*INSTRUCTIONS TO FOLLOW*:
Can the data below be echoed back word for word?

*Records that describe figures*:
..............................

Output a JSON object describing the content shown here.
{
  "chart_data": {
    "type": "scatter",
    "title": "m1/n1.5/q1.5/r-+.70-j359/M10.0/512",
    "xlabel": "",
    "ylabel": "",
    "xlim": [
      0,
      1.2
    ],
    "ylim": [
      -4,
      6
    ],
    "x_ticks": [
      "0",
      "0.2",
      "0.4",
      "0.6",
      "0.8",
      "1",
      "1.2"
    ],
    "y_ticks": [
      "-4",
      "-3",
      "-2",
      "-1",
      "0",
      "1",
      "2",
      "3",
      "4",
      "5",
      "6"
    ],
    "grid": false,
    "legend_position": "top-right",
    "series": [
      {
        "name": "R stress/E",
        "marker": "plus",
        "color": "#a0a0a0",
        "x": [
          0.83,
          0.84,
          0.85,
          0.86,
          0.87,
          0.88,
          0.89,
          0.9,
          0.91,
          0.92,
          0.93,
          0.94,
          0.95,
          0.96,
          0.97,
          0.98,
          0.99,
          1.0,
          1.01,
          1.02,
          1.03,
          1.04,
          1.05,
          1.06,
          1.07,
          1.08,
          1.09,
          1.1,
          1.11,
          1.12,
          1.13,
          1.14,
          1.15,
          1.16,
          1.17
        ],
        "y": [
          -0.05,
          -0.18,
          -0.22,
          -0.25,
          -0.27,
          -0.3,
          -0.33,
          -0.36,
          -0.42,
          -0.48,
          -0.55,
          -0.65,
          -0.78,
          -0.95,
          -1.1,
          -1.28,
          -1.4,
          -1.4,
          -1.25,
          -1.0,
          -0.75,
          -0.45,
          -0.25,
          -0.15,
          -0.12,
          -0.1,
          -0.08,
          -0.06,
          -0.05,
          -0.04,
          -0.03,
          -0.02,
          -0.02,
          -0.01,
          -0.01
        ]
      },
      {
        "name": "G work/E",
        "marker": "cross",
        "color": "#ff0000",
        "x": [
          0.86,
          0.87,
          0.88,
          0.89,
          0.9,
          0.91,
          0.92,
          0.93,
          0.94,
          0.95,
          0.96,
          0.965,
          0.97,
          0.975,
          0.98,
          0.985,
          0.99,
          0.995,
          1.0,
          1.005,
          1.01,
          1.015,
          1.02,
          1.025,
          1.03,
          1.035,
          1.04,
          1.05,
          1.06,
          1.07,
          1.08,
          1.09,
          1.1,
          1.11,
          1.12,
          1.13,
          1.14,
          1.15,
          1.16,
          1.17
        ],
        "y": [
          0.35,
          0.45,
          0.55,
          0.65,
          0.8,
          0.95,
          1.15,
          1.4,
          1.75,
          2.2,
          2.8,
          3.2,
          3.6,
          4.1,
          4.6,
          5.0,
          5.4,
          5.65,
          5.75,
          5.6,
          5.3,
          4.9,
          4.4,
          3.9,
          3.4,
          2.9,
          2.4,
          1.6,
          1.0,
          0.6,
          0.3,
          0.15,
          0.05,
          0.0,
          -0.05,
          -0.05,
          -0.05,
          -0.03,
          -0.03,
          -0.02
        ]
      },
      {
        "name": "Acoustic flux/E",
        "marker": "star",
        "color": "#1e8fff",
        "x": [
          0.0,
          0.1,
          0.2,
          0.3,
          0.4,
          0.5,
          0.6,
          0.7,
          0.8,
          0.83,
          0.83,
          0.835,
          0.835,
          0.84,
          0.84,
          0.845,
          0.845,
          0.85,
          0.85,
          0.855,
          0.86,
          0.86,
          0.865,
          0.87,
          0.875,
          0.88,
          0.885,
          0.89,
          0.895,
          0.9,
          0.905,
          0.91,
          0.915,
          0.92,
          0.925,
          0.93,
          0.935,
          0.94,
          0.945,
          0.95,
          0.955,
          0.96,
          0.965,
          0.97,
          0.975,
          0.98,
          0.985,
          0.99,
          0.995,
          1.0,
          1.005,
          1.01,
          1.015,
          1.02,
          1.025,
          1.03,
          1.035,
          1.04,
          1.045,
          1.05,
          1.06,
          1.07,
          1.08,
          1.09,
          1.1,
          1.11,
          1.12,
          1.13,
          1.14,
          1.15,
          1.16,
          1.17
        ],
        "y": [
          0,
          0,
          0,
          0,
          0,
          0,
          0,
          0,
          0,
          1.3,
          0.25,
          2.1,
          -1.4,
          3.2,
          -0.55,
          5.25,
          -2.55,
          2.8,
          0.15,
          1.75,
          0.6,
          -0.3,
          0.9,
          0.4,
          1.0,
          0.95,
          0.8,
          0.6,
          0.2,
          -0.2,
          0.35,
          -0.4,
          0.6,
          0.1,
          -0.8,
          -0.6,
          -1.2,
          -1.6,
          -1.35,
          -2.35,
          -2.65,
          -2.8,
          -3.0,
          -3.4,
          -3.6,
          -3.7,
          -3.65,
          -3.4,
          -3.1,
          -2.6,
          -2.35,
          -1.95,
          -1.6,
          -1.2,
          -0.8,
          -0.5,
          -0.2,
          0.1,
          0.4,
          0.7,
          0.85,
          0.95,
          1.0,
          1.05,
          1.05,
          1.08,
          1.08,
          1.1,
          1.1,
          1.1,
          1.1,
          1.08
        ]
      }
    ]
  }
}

..............................

*SOLUTION FOR THIS EXERCISE*:
Output a JSON object describing the content shown here.
{
  "chart_data": {
    "type": "scatter",
    "title": "m1/n1.5/q1.5/r-+.70-j359/M10.0/512",
    "xlabel": "",
    "ylabel": "",
    "xlim": [
      0,
      1.2
    ],
    "ylim": [
      -4,
      6
    ],
    "x_ticks": [
      "0",
      "0.2",
      "0.4",
      "0.6",
      "0.8",
      "1",
      "1.2"
    ],
    "y_ticks": [
      "-4",
      "-3",
      "-2",
      "-1",
      "0",
      "1",
      "2",
      "3",
      "4",
      "5",
      "6"
    ],
    "grid": false,
    "legend_position": "top-right",
    "series": [
      {
        "name": "R stress/E",
        "marker": "plus",
        "color": "#a0a0a0",
        "x": [
          0.83,
          0.84,
          0.85,
          0.86,
          0.87,
          0.88,
          0.89,
          0.9,
          0.91,
          0.92,
          0.93,
          0.94,
          0.95,
          0.96,
          0.97,
          0.98,
          0.99,
          1.0,
          1.01,
          1.02,
          1.03,
          1.04,
          1.05,
          1.06,
          1.07,
          1.08,
          1.09,
          1.1,
          1.11,
          1.12,
          1.13,
          1.14,
          1.15,
          1.16,
          1.17
        ],
        "y": [
          -0.05,
          -0.18,
          -0.22,
          -0.25,
          -0.27,
          -0.3,
          -0.33,
          -0.36,
          -0.42,
          -0.48,
          -0.55,
          -0.65,
          -0.78,
          -0.95,
          -1.1,
          -1.28,
          -1.4,
          -1.4,
          -1.25,
          -1.0,
          -0.75,
          -0.45,
          -0.25,
          -0.15,
          -0.12,
          -0.1,
          -0.08,
          -0.06,
          -0.05,
          -0.04,
          -0.03,
          -0.02,
          -0.02,
          -0.01,
          -0.01
        ]
      },
      {
        "name": "G work/E",
        "marker": "cross",
        "color": "#ff0000",
        "x": [
          0.86,
          0.87,
          0.88,
          0.89,
          0.9,
          0.91,
          0.92,
          0.93,
          0.94,
          0.95,
          0.96,
          0.965,
          0.97,
          0.975,
          0.98,
          0.985,
          0.99,
          0.995,
          1.0,
          1.005,
          1.01,
          1.015,
          1.02,
          1.025,
          1.03,
          1.035,
          1.04,
          1.05,
          1.06,
          1.07,
          1.08,
          1.09,
          1.1,
          1.11,
          1.12,
          1.13,
          1.14,
          1.15,
          1.16,
          1.17
        ],
        "y": [
          0.35,
          0.45,
          0.55,
          0.65,
          0.8,
          0.95,
          1.15,
          1.4,
          1.75,
          2.2,
          2.8,
          3.2,
          3.6,
          4.1,
          4.6,
          5.0,
          5.4,
          5.65,
          5.75,
          5.6,
          5.3,
          4.9,
          4.4,
          3.9,
          3.4,
          2.9,
          2.4,
          1.6,
          1.0,
          0.6,
          0.3,
          0.15,
          0.05,
          0.0,
          -0.05,
          -0.05,
          -0.05,
          -0.03,
          -0.03,
          -0.02
        ]
      },
      {
        "name": "Acoustic flux/E",
        "marker": "star",
        "color": "#1e8fff",
        "x": [
          0.0,
          0.1,
          0.2,
          0.3,
          0.4,
          0.5,
          0.6,
          0.7,
          0.8,
          0.83,
          0.83,
          0.835,
          0.835,
          0.84,
          0.84,
          0.845,
          0.845,
          0.85,
          0.85,
          0.855,
          0.86,
          0.86,
          0.865,
          0.87,
          0.875,
          0.88,
          0.885,
          0.89,
          0.895,
          0.9,
          0.905,
          0.91,
          0.915,
          0.92,
          0.925,
          0.93,
          0.935,
          0.94,
          0.945,
          0.95,
          0.955,
          0.96,
          0.965,
          0.97,
          0.975,
          0.98,
          0.985,
          0.99,
          0.995,
          1.0,
          1.005,
          1.01,
          1.015,
          1.02,
          1.025,
          1.03,
          1.035,
          1.04,
          1.045,
          1.05,
          1.06,
          1.07,
          1.08,
          1.09,
          1.1,
          1.11,
          1.12,
          1.13,
          1.14,
          1.15,
          1.16,
          1.17
        ],
        "y": [
          0,
          0,
          0,
          0,
          0,
          0,
          0,
          0,
          0,
          1.3,
          0.25,
          2.1,
          -1.4,
          3.2,
          -0.55,
          5.25,
          -2.55,
          2.8,
          0.15,
          1.75,
          0.6,
          -0.3,
          0.9,
          0.4,
          1.0,
          0.95,
          0.8,
          0.6,
          0.2,
          -0.2,
          0.35,
          -0.4,
          0.6,
          0.1,
          -0.8,
          -0.6,
          -1.2,
          -1.6,
          -1.35,
          -2.35,
          -2.65,
          -2.8,
          -3.0,
          -3.4,
          -3.6,
          -3.7,
          -3.65,
          -3.4,
          -3.1,
          -2.6,
          -2.35,
          -1.95,
          -1.6,
          -1.2,
          -0.8,
          -0.5,
          -0.2,
          0.1,
          0.4,
          0.7,
          0.85,
          0.95,
          1.0,
          1.05,
          1.05,
          1.08,
          1.08,
          1.1,
          1.1,
          1.1,
          1.1,
          1.08
        ]
      }
    ]
  }
}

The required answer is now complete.